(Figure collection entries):
▽

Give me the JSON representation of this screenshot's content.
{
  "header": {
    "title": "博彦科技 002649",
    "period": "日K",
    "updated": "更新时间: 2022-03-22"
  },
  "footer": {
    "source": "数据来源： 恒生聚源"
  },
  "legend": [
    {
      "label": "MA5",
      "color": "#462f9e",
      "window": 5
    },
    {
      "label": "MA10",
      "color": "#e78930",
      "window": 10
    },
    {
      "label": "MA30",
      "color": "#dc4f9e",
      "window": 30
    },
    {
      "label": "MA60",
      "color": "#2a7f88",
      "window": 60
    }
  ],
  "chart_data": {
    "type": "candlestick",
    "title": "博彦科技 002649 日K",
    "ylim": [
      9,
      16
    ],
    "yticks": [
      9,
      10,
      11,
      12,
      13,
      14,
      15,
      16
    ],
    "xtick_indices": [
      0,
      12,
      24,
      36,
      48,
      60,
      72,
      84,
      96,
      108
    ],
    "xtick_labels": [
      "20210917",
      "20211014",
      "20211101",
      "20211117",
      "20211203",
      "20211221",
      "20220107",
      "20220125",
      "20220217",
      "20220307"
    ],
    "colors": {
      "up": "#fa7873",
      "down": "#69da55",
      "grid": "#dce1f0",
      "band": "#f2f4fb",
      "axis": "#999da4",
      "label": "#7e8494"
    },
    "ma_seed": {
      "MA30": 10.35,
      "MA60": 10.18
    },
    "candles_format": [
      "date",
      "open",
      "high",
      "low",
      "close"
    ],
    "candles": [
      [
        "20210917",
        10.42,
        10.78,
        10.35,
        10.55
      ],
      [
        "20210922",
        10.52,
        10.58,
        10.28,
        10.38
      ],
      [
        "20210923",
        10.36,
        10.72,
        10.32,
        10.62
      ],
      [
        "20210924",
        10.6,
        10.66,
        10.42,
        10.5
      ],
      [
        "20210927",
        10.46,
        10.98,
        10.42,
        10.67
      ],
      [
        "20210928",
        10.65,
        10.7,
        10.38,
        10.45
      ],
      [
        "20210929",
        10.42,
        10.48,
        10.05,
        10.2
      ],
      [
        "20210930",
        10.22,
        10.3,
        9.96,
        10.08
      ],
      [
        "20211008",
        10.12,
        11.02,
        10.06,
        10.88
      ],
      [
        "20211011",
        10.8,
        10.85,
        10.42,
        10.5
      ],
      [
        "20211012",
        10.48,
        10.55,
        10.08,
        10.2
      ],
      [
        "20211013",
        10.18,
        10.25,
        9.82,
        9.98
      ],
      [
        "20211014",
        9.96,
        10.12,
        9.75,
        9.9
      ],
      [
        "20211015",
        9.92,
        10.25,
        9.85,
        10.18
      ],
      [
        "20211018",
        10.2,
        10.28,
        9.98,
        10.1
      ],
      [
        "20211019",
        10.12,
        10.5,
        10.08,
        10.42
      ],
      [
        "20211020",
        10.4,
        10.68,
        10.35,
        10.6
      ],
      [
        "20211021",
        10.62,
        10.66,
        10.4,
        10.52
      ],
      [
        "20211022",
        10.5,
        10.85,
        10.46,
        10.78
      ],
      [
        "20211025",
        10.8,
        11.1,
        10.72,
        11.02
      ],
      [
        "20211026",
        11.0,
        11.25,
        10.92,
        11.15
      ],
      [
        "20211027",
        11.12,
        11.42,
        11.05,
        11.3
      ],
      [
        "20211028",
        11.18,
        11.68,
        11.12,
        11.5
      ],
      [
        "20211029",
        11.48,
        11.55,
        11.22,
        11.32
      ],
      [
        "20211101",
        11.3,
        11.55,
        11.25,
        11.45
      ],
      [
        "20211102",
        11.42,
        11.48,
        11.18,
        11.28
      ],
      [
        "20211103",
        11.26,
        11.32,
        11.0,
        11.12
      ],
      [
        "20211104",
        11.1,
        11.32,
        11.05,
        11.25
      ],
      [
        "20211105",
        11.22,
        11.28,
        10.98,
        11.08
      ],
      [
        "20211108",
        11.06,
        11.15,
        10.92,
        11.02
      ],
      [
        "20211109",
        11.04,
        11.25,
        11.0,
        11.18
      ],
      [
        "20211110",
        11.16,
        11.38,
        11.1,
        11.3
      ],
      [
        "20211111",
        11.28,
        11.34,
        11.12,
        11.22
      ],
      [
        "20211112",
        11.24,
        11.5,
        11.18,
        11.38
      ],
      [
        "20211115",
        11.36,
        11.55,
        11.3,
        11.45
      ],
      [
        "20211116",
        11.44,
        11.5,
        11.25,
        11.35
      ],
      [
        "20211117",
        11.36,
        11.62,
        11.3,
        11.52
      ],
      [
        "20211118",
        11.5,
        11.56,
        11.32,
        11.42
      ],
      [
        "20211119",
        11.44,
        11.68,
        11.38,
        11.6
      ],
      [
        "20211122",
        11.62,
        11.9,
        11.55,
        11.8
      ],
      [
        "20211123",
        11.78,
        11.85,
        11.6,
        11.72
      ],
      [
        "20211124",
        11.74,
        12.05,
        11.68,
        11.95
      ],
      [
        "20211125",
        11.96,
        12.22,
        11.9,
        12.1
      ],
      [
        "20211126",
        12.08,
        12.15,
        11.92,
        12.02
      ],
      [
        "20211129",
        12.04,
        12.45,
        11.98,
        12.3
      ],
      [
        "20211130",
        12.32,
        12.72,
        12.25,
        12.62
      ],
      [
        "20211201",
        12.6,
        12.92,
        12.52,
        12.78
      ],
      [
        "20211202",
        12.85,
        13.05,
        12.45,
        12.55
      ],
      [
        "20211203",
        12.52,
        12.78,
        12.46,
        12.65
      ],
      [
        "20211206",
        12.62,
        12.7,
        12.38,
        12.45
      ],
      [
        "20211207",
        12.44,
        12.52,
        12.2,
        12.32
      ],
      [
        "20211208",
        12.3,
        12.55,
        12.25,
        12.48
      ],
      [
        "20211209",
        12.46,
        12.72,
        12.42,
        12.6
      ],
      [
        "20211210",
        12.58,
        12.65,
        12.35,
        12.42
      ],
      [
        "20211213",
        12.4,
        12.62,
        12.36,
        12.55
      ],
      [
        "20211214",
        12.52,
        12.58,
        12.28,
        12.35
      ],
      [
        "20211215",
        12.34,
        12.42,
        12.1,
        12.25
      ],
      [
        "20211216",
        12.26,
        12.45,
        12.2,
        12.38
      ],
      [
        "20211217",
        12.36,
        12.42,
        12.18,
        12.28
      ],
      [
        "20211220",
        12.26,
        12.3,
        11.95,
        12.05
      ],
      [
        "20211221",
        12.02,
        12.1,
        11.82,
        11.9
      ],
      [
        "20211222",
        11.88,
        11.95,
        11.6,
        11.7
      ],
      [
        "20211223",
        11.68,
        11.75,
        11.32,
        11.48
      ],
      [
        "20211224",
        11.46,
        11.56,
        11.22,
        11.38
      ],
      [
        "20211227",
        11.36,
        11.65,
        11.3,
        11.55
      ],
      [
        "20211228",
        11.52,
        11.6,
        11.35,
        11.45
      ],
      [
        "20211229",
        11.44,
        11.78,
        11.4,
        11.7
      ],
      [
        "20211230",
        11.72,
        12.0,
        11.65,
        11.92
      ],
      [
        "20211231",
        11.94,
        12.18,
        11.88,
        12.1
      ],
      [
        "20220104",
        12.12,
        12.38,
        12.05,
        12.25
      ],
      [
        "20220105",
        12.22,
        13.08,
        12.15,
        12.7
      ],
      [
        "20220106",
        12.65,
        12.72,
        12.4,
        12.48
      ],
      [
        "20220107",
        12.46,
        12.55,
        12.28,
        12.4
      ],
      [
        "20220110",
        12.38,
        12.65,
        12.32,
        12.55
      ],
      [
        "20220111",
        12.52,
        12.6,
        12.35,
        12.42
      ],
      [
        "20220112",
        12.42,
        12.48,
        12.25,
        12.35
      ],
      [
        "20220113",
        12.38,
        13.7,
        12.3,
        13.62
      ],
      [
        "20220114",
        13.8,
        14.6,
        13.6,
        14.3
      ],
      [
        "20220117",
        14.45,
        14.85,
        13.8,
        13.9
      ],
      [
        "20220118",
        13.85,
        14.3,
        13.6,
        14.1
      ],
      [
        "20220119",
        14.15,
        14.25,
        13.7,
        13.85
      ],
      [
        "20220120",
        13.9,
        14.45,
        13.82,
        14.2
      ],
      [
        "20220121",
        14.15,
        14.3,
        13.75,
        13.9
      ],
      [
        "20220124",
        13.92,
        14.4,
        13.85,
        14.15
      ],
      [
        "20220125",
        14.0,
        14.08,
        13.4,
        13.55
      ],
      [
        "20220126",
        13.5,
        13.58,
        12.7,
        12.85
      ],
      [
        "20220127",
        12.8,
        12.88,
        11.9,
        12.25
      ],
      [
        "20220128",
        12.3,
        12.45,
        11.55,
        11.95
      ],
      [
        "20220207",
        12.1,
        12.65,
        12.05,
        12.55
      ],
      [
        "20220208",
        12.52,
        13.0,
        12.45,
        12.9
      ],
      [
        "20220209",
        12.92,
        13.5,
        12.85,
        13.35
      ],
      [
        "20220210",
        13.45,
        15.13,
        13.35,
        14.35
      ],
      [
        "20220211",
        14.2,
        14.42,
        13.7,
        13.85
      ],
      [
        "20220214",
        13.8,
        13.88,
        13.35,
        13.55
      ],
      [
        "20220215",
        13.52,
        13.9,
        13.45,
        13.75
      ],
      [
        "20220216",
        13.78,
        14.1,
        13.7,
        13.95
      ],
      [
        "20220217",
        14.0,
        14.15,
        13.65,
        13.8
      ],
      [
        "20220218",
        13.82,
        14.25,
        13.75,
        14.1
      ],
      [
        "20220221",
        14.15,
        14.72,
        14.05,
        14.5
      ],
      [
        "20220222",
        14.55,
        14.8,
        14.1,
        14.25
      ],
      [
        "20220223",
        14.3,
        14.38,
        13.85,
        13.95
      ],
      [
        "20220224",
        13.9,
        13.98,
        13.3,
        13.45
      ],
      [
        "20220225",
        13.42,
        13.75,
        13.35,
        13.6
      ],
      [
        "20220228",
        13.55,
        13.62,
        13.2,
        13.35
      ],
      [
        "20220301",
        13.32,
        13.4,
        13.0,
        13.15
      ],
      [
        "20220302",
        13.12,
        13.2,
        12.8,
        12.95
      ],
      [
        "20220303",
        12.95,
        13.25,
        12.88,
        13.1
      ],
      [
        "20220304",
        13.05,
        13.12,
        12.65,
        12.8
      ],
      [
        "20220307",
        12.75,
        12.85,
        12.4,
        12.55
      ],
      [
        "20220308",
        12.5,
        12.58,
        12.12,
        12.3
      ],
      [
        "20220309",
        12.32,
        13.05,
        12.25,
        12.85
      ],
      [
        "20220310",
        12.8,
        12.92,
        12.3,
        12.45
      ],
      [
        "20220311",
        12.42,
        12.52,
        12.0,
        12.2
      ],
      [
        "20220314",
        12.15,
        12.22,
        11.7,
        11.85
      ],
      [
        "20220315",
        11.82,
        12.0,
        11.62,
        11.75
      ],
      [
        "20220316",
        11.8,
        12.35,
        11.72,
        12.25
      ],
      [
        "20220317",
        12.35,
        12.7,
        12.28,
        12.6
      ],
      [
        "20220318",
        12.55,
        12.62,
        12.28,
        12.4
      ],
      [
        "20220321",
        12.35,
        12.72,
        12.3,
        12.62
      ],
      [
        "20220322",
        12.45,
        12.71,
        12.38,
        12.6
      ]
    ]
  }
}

△

(Problem to work on): Across the material above, how many lines include the string "title"? Only the number is wanted.

(Right answer): 2